**Written problem:** Reproduce every line of the records below without any change.

**Data provided:**
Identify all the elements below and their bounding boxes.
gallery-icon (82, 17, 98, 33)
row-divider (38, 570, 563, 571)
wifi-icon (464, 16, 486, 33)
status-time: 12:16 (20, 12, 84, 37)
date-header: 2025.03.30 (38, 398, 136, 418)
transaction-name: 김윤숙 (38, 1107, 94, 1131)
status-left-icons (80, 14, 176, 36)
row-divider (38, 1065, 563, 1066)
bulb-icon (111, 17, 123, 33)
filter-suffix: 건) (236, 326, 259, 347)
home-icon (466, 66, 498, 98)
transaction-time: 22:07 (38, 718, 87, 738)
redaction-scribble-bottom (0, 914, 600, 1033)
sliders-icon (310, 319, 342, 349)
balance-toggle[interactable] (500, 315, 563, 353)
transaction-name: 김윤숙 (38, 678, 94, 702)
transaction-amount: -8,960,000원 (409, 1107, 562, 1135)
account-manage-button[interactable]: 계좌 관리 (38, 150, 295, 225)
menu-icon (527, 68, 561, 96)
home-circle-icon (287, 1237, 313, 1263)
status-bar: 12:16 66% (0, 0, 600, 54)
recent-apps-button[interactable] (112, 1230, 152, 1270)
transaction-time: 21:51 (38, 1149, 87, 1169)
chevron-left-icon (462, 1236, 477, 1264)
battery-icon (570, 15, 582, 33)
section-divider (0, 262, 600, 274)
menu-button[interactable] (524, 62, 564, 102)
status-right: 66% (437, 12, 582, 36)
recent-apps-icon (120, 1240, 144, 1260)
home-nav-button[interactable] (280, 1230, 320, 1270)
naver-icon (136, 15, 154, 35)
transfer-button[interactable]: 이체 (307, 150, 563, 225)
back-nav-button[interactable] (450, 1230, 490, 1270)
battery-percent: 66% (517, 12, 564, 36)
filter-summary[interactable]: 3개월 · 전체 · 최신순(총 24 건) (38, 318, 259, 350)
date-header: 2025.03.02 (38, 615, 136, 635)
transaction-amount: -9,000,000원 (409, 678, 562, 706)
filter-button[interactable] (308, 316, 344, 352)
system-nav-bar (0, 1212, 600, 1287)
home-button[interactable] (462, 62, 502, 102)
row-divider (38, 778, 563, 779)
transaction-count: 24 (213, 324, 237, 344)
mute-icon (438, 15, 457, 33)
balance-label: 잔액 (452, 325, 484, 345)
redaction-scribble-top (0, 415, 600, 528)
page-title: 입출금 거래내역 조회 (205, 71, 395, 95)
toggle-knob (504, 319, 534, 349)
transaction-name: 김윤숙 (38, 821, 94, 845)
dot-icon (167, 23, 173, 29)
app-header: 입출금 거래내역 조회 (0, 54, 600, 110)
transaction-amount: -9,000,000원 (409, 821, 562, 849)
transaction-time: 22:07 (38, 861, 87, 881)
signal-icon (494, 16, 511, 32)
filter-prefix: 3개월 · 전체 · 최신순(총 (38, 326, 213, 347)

**Written answer:**
Identify all the elements below and their bounding boxes.
gallery-icon (82, 17, 98, 33)
row-divider (38, 570, 563, 571)
wifi-icon (464, 16, 486, 33)
status-time: 12:16 (20, 12, 84, 37)
date-header: 2025.03.30 (38, 398, 136, 418)
transaction-name: 김윤숙 (38, 1107, 94, 1131)
status-left-icons (80, 14, 176, 36)
row-divider (38, 1065, 563, 1066)
bulb-icon (111, 17, 123, 33)
filter-suffix: 건) (236, 326, 259, 347)
home-icon (466, 66, 498, 98)
transaction-time: 22:07 (38, 718, 87, 738)
redaction-scribble-bottom (0, 914, 600, 1033)
sliders-icon (310, 319, 342, 349)
balance-toggle[interactable] (500, 315, 563, 353)
transaction-name: 김윤숙 (38, 678, 94, 702)
transaction-amount: -8,960,000원 (409, 1107, 562, 1135)
account-manage-button[interactable]: 계좌 관리 (38, 150, 295, 225)
menu-icon (527, 68, 561, 96)
home-circle-icon (287, 1237, 313, 1263)
status-bar: 12:16 66% (0, 0, 600, 54)
recent-apps-button[interactable] (112, 1230, 152, 1270)
transaction-time: 21:51 (38, 1149, 87, 1169)
chevron-left-icon (462, 1236, 477, 1264)
battery-icon (570, 15, 582, 33)
section-divider (0, 262, 600, 274)
menu-button[interactable] (524, 62, 564, 102)
status-right: 66% (437, 12, 582, 36)
recent-apps-icon (120, 1240, 144, 1260)
home-nav-button[interactable] (280, 1230, 320, 1270)
naver-icon (136, 15, 154, 35)
transfer-button[interactable]: 이체 (307, 150, 563, 225)
back-nav-button[interactable] (450, 1230, 490, 1270)
battery-percent: 66% (517, 12, 564, 36)
filter-summary[interactable]: 3개월 · 전체 · 최신순(총 24 건) (38, 318, 259, 350)
date-header: 2025.03.02 (38, 615, 136, 635)
transaction-amount: -9,000,000원 (409, 678, 562, 706)
filter-button[interactable] (308, 316, 344, 352)
system-nav-bar (0, 1212, 600, 1287)
home-button[interactable] (462, 62, 502, 102)
row-divider (38, 778, 563, 779)
transaction-count: 24 (213, 324, 237, 344)
mute-icon (438, 15, 457, 33)
balance-label: 잔액 (452, 325, 484, 345)
redaction-scribble-top (0, 415, 600, 528)
page-title: 입출금 거래내역 조회 (205, 71, 395, 95)
toggle-knob (504, 319, 534, 349)
transaction-name: 김윤숙 (38, 821, 94, 845)
dot-icon (167, 23, 173, 29)
app-header: 입출금 거래내역 조회 (0, 54, 600, 110)
transaction-amount: -9,000,000원 (409, 821, 562, 849)
transaction-time: 22:07 (38, 861, 87, 881)
signal-icon (494, 16, 511, 32)
filter-prefix: 3개월 · 전체 · 최신순(총 (38, 326, 213, 347)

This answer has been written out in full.